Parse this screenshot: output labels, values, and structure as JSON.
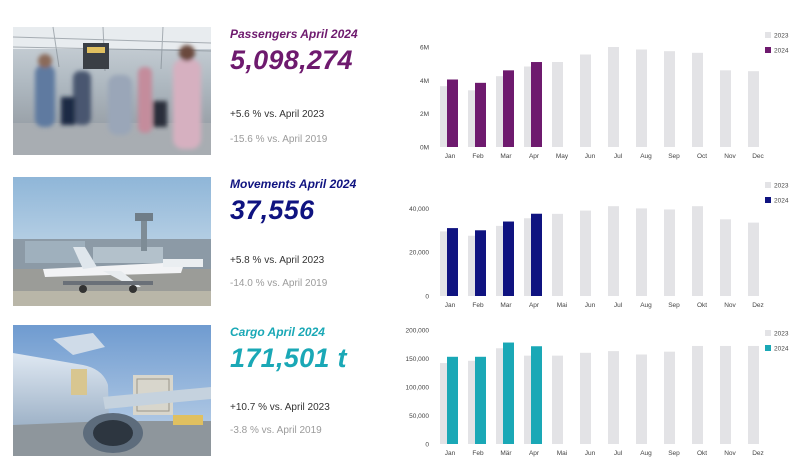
{
  "colors": {
    "grey_2023": "#e3e3e6",
    "passengers": "#6e1a6e",
    "movements": "#0f1380",
    "cargo": "#1aa8b6",
    "text_up": "#333333",
    "text_down": "#9b9b9b"
  },
  "panels": [
    {
      "id": "passengers",
      "photo_name": "terminal-passengers-photo",
      "title": "Passengers April 2024",
      "value": "5,098,274",
      "change_2023": "+5.6 % vs. April 2023",
      "change_2019": "-15.6 % vs. April 2019"
    },
    {
      "id": "movements",
      "photo_name": "airport-apron-photo",
      "title": "Movements April 2024",
      "value": "37,556",
      "change_2023": "+5.8 % vs. April 2023",
      "change_2019": "-14.0 % vs. April 2019"
    },
    {
      "id": "cargo",
      "photo_name": "cargo-loading-photo",
      "title": "Cargo April 2024",
      "value": "171,501 t",
      "change_2023": "+10.7 % vs. April 2023",
      "change_2019": "-3.8 % vs. April 2019"
    }
  ],
  "chart_data": [
    {
      "type": "bar",
      "categories": [
        "Jan",
        "Feb",
        "Mar",
        "Apr",
        "May",
        "Jun",
        "Jul",
        "Aug",
        "Sep",
        "Oct",
        "Nov",
        "Dec"
      ],
      "ylim": [
        0,
        6000000
      ],
      "yticks": [
        0,
        2000000,
        4000000,
        6000000
      ],
      "ytick_labels": [
        "0M",
        "2M",
        "4M",
        "6M"
      ],
      "legend": "top-right",
      "series": [
        {
          "name": "2023",
          "values": [
            3650000,
            3400000,
            4250000,
            4830000,
            5100000,
            5550000,
            6000000,
            5850000,
            5750000,
            5650000,
            4600000,
            4550000
          ]
        },
        {
          "name": "2024",
          "values": [
            4050000,
            3850000,
            4600000,
            5098274,
            null,
            null,
            null,
            null,
            null,
            null,
            null,
            null
          ]
        }
      ]
    },
    {
      "type": "bar",
      "categories": [
        "Jan",
        "Feb",
        "Mar",
        "Apr",
        "Mai",
        "Jun",
        "Jul",
        "Aug",
        "Sep",
        "Okt",
        "Nov",
        "Dez"
      ],
      "ylim": [
        0,
        42000
      ],
      "yticks": [
        0,
        20000,
        40000
      ],
      "ytick_labels": [
        "0",
        "20,000",
        "40,000"
      ],
      "legend": "top-right",
      "series": [
        {
          "name": "2023",
          "values": [
            29500,
            27500,
            32000,
            35500,
            37500,
            39000,
            41000,
            40000,
            39500,
            41000,
            35000,
            33500
          ]
        },
        {
          "name": "2024",
          "values": [
            31000,
            30000,
            34000,
            37556,
            null,
            null,
            null,
            null,
            null,
            null,
            null,
            null
          ]
        }
      ]
    },
    {
      "type": "bar",
      "categories": [
        "Jan",
        "Feb",
        "Mär",
        "Apr",
        "Mai",
        "Jun",
        "Jul",
        "Aug",
        "Sep",
        "Okt",
        "Nov",
        "Dez"
      ],
      "ylim": [
        0,
        200000
      ],
      "yticks": [
        0,
        50000,
        100000,
        150000,
        200000
      ],
      "ytick_labels": [
        "0",
        "50,000",
        "100,000",
        "150,000",
        "200,000"
      ],
      "legend": "top-right",
      "series": [
        {
          "name": "2023",
          "values": [
            142000,
            146000,
            168000,
            155000,
            155000,
            160000,
            163000,
            157000,
            162000,
            172000,
            172000,
            172000
          ]
        },
        {
          "name": "2024",
          "values": [
            153000,
            153000,
            178000,
            171501,
            null,
            null,
            null,
            null,
            null,
            null,
            null,
            null
          ]
        }
      ]
    }
  ]
}
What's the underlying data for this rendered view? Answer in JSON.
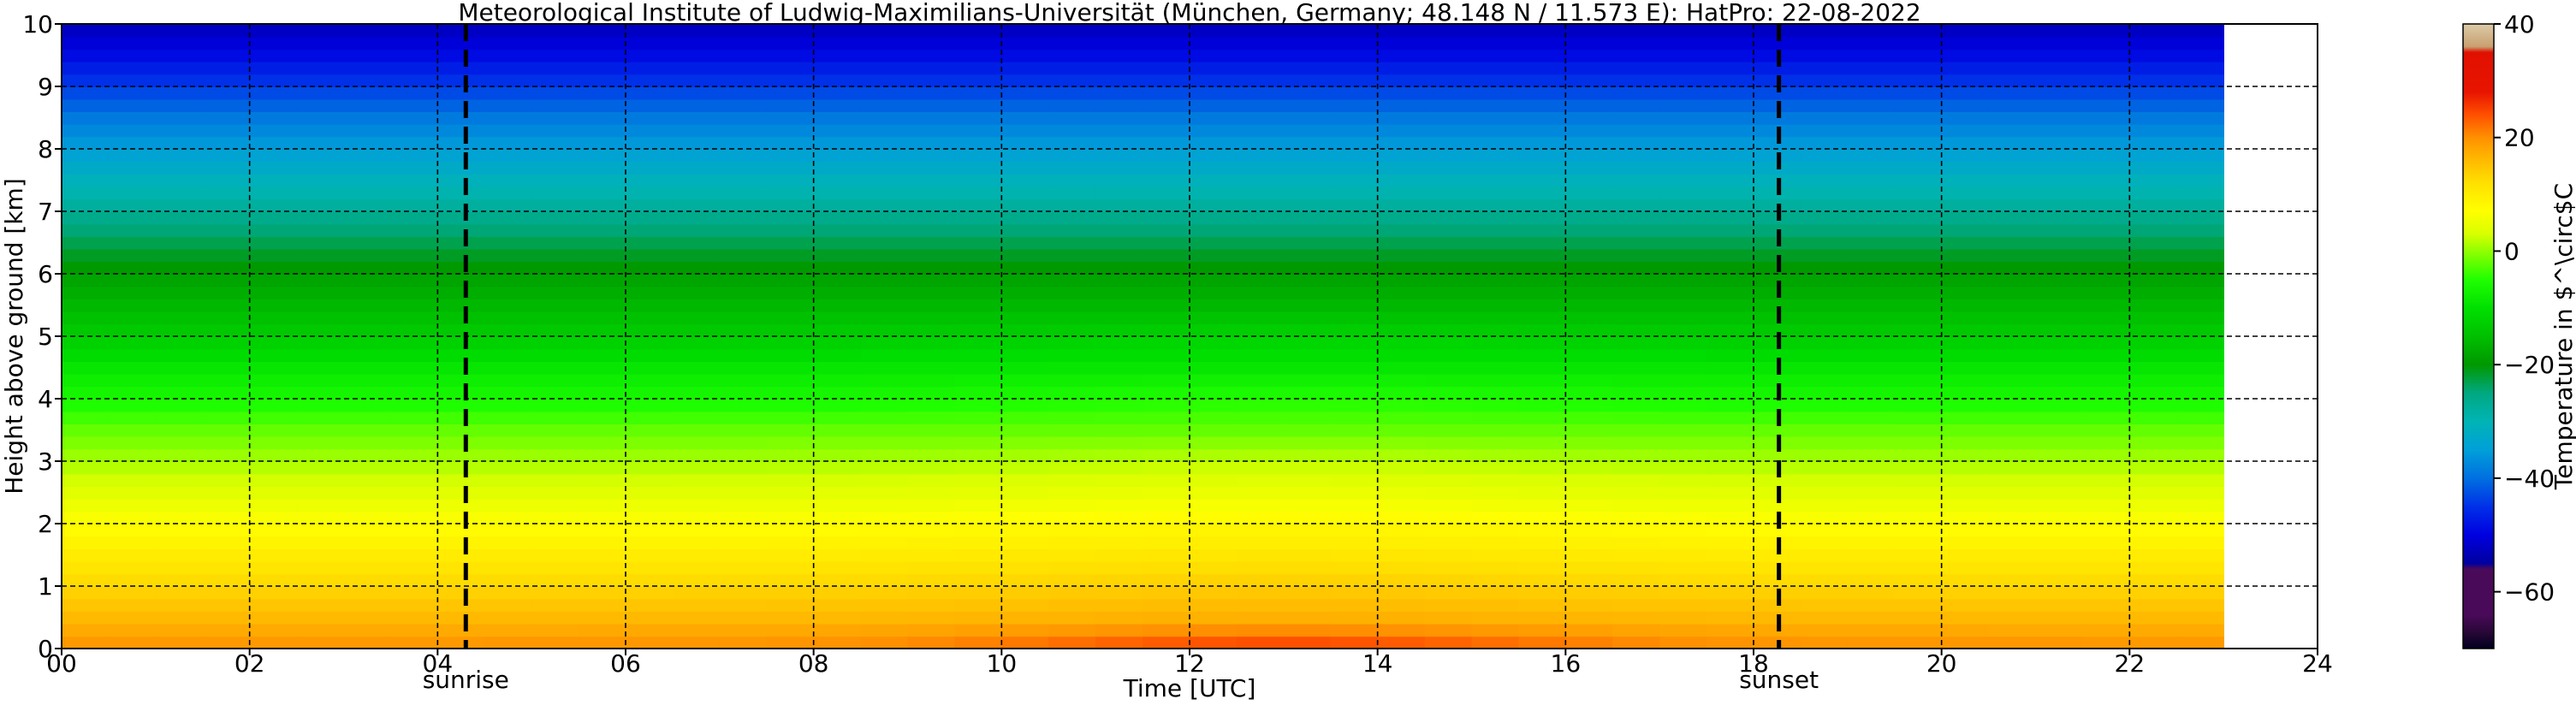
{
  "chart_data": {
    "type": "heatmap",
    "title": "Meteorological Institute of Ludwig-Maximilians-Universität (München, Germany; 48.148 N / 11.573 E):    HatPro: 22-08-2022",
    "xlabel": "Time [UTC]",
    "ylabel": "Height above ground [km]",
    "xlim": [
      0,
      24
    ],
    "ylim": [
      0,
      10
    ],
    "x_ticks": [
      "00",
      "02",
      "04",
      "06",
      "08",
      "10",
      "12",
      "14",
      "16",
      "18",
      "20",
      "22",
      "24"
    ],
    "y_ticks": [
      "0",
      "1",
      "2",
      "3",
      "4",
      "5",
      "6",
      "7",
      "8",
      "9",
      "10"
    ],
    "grid": true,
    "data_x_range": [
      0,
      23
    ],
    "events": [
      {
        "label": "sunrise",
        "x": 4.3
      },
      {
        "label": "sunset",
        "x": 18.27
      }
    ],
    "temperature_profile": {
      "height_km": [
        0,
        0.25,
        0.5,
        1,
        1.5,
        2,
        2.5,
        3,
        3.5,
        4,
        4.5,
        5,
        5.5,
        6,
        6.5,
        7,
        7.5,
        8,
        8.5,
        9,
        9.5,
        10
      ],
      "temp_c_night": [
        20,
        18,
        16,
        13,
        10,
        7,
        4,
        1,
        -2,
        -6,
        -9,
        -13,
        -16,
        -19,
        -23,
        -27,
        -31,
        -35,
        -39,
        -44,
        -49,
        -53
      ],
      "temp_c_day": [
        26,
        21,
        17,
        14,
        11,
        8,
        5,
        2,
        -2,
        -5,
        -9,
        -12,
        -16,
        -19,
        -23,
        -27,
        -31,
        -35,
        -39,
        -44,
        -49,
        -53
      ]
    },
    "colorbar": {
      "label": "Temperature in $^\\circ$C",
      "min": -70,
      "max": 40,
      "ticks": [
        "40",
        "20",
        "0",
        "−20",
        "−40",
        "−60"
      ],
      "tick_values": [
        40,
        20,
        0,
        -20,
        -40,
        -60
      ],
      "colors": [
        {
          "t": -70,
          "c": "#000020"
        },
        {
          "t": -67,
          "c": "#2a0838"
        },
        {
          "t": -64,
          "c": "#4a0a5a"
        },
        {
          "t": -56,
          "c": "#4a0a5a"
        },
        {
          "t": -55,
          "c": "#0000a0"
        },
        {
          "t": -50,
          "c": "#0000e0"
        },
        {
          "t": -45,
          "c": "#0030e8"
        },
        {
          "t": -40,
          "c": "#0070e0"
        },
        {
          "t": -35,
          "c": "#00a0d8"
        },
        {
          "t": -30,
          "c": "#00b4b4"
        },
        {
          "t": -25,
          "c": "#00a880"
        },
        {
          "t": -20,
          "c": "#009800"
        },
        {
          "t": -15,
          "c": "#00c000"
        },
        {
          "t": -10,
          "c": "#00e000"
        },
        {
          "t": -5,
          "c": "#20ff00"
        },
        {
          "t": 0,
          "c": "#90ff00"
        },
        {
          "t": 3,
          "c": "#d8ff00"
        },
        {
          "t": 7,
          "c": "#ffff00"
        },
        {
          "t": 12,
          "c": "#ffe000"
        },
        {
          "t": 17,
          "c": "#ffb000"
        },
        {
          "t": 20,
          "c": "#ff9000"
        },
        {
          "t": 24,
          "c": "#ff5000"
        },
        {
          "t": 28,
          "c": "#e81400"
        },
        {
          "t": 35,
          "c": "#e01000"
        },
        {
          "t": 36,
          "c": "#c8a070"
        },
        {
          "t": 40,
          "c": "#dccba8"
        }
      ]
    }
  }
}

> Instruction:
Would you return the data exactly as written, without the pictures?

> Answer in full:
Parse this screenshot: output labels, values, and structure as JSON.
{
  "colors": {
    "grey_2023": "#e3e3e6",
    "passengers": "#6e1a6e",
    "movements": "#0f1380",
    "cargo": "#1aa8b6",
    "text_up": "#333333",
    "text_down": "#9b9b9b"
  },
  "panels": [
    {
      "id": "passengers",
      "photo_name": "terminal-passengers-photo",
      "title": "Passengers April 2024",
      "value": "5,098,274",
      "change_2023": "+5.6 % vs. April 2023",
      "change_2019": "-15.6 % vs. April 2019"
    },
    {
      "id": "movements",
      "photo_name": "airport-apron-photo",
      "title": "Movements April 2024",
      "value": "37,556",
      "change_2023": "+5.8 % vs. April 2023",
      "change_2019": "-14.0 % vs. April 2019"
    },
    {
      "id": "cargo",
      "photo_name": "cargo-loading-photo",
      "title": "Cargo April 2024",
      "value": "171,501 t",
      "change_2023": "+10.7 % vs. April 2023",
      "change_2019": "-3.8 % vs. April 2019"
    }
  ],
  "chart_data": [
    {
      "type": "bar",
      "categories": [
        "Jan",
        "Feb",
        "Mar",
        "Apr",
        "May",
        "Jun",
        "Jul",
        "Aug",
        "Sep",
        "Oct",
        "Nov",
        "Dec"
      ],
      "ylim": [
        0,
        6000000
      ],
      "yticks": [
        0,
        2000000,
        4000000,
        6000000
      ],
      "ytick_labels": [
        "0M",
        "2M",
        "4M",
        "6M"
      ],
      "legend": "top-right",
      "series": [
        {
          "name": "2023",
          "values": [
            3650000,
            3400000,
            4250000,
            4830000,
            5100000,
            5550000,
            6000000,
            5850000,
            5750000,
            5650000,
            4600000,
            4550000
          ]
        },
        {
          "name": "2024",
          "values": [
            4050000,
            3850000,
            4600000,
            5098274,
            null,
            null,
            null,
            null,
            null,
            null,
            null,
            null
          ]
        }
      ]
    },
    {
      "type": "bar",
      "categories": [
        "Jan",
        "Feb",
        "Mar",
        "Apr",
        "Mai",
        "Jun",
        "Jul",
        "Aug",
        "Sep",
        "Okt",
        "Nov",
        "Dez"
      ],
      "ylim": [
        0,
        42000
      ],
      "yticks": [
        0,
        20000,
        40000
      ],
      "ytick_labels": [
        "0",
        "20,000",
        "40,000"
      ],
      "legend": "top-right",
      "series": [
        {
          "name": "2023",
          "values": [
            29500,
            27500,
            32000,
            35500,
            37500,
            39000,
            41000,
            40000,
            39500,
            41000,
            35000,
            33500
          ]
        },
        {
          "name": "2024",
          "values": [
            31000,
            30000,
            34000,
            37556,
            null,
            null,
            null,
            null,
            null,
            null,
            null,
            null
          ]
        }
      ]
    },
    {
      "type": "bar",
      "categories": [
        "Jan",
        "Feb",
        "Mär",
        "Apr",
        "Mai",
        "Jun",
        "Jul",
        "Aug",
        "Sep",
        "Okt",
        "Nov",
        "Dez"
      ],
      "ylim": [
        0,
        200000
      ],
      "yticks": [
        0,
        50000,
        100000,
        150000,
        200000
      ],
      "ytick_labels": [
        "0",
        "50,000",
        "100,000",
        "150,000",
        "200,000"
      ],
      "legend": "top-right",
      "series": [
        {
          "name": "2023",
          "values": [
            142000,
            146000,
            168000,
            155000,
            155000,
            160000,
            163000,
            157000,
            162000,
            172000,
            172000,
            172000
          ]
        },
        {
          "name": "2024",
          "values": [
            153000,
            153000,
            178000,
            171501,
            null,
            null,
            null,
            null,
            null,
            null,
            null,
            null
          ]
        }
      ]
    }
  ]
}
What's the underlying data for this rendered view? Answer in JSON.
{
  "chart_data": {
    "type": "heatmap",
    "title": "Meteorological Institute of Ludwig-Maximilians-Universität (München, Germany; 48.148 N / 11.573 E):    HatPro: 22-08-2022",
    "xlabel": "Time [UTC]",
    "ylabel": "Height above ground [km]",
    "xlim": [
      0,
      24
    ],
    "ylim": [
      0,
      10
    ],
    "x_ticks": [
      "00",
      "02",
      "04",
      "06",
      "08",
      "10",
      "12",
      "14",
      "16",
      "18",
      "20",
      "22",
      "24"
    ],
    "y_ticks": [
      "0",
      "1",
      "2",
      "3",
      "4",
      "5",
      "6",
      "7",
      "8",
      "9",
      "10"
    ],
    "grid": true,
    "data_x_range": [
      0,
      23
    ],
    "events": [
      {
        "label": "sunrise",
        "x": 4.3
      },
      {
        "label": "sunset",
        "x": 18.27
      }
    ],
    "temperature_profile": {
      "height_km": [
        0,
        0.25,
        0.5,
        1,
        1.5,
        2,
        2.5,
        3,
        3.5,
        4,
        4.5,
        5,
        5.5,
        6,
        6.5,
        7,
        7.5,
        8,
        8.5,
        9,
        9.5,
        10
      ],
      "temp_c_night": [
        20,
        18,
        16,
        13,
        10,
        7,
        4,
        1,
        -2,
        -6,
        -9,
        -13,
        -16,
        -19,
        -23,
        -27,
        -31,
        -35,
        -39,
        -44,
        -49,
        -53
      ],
      "temp_c_day": [
        26,
        21,
        17,
        14,
        11,
        8,
        5,
        2,
        -2,
        -5,
        -9,
        -12,
        -16,
        -19,
        -23,
        -27,
        -31,
        -35,
        -39,
        -44,
        -49,
        -53
      ]
    },
    "colorbar": {
      "label": "Temperature in $^\\circ$C",
      "min": -70,
      "max": 40,
      "ticks": [
        "40",
        "20",
        "0",
        "−20",
        "−40",
        "−60"
      ],
      "tick_values": [
        40,
        20,
        0,
        -20,
        -40,
        -60
      ],
      "colors": [
        {
          "t": -70,
          "c": "#000020"
        },
        {
          "t": -67,
          "c": "#2a0838"
        },
        {
          "t": -64,
          "c": "#4a0a5a"
        },
        {
          "t": -56,
          "c": "#4a0a5a"
        },
        {
          "t": -55,
          "c": "#0000a0"
        },
        {
          "t": -50,
          "c": "#0000e0"
        },
        {
          "t": -45,
          "c": "#0030e8"
        },
        {
          "t": -40,
          "c": "#0070e0"
        },
        {
          "t": -35,
          "c": "#00a0d8"
        },
        {
          "t": -30,
          "c": "#00b4b4"
        },
        {
          "t": -25,
          "c": "#00a880"
        },
        {
          "t": -20,
          "c": "#009800"
        },
        {
          "t": -15,
          "c": "#00c000"
        },
        {
          "t": -10,
          "c": "#00e000"
        },
        {
          "t": -5,
          "c": "#20ff00"
        },
        {
          "t": 0,
          "c": "#90ff00"
        },
        {
          "t": 3,
          "c": "#d8ff00"
        },
        {
          "t": 7,
          "c": "#ffff00"
        },
        {
          "t": 12,
          "c": "#ffe000"
        },
        {
          "t": 17,
          "c": "#ffb000"
        },
        {
          "t": 20,
          "c": "#ff9000"
        },
        {
          "t": 24,
          "c": "#ff5000"
        },
        {
          "t": 28,
          "c": "#e81400"
        },
        {
          "t": 35,
          "c": "#e01000"
        },
        {
          "t": 36,
          "c": "#c8a070"
        },
        {
          "t": 40,
          "c": "#dccba8"
        }
      ]
    }
  }
}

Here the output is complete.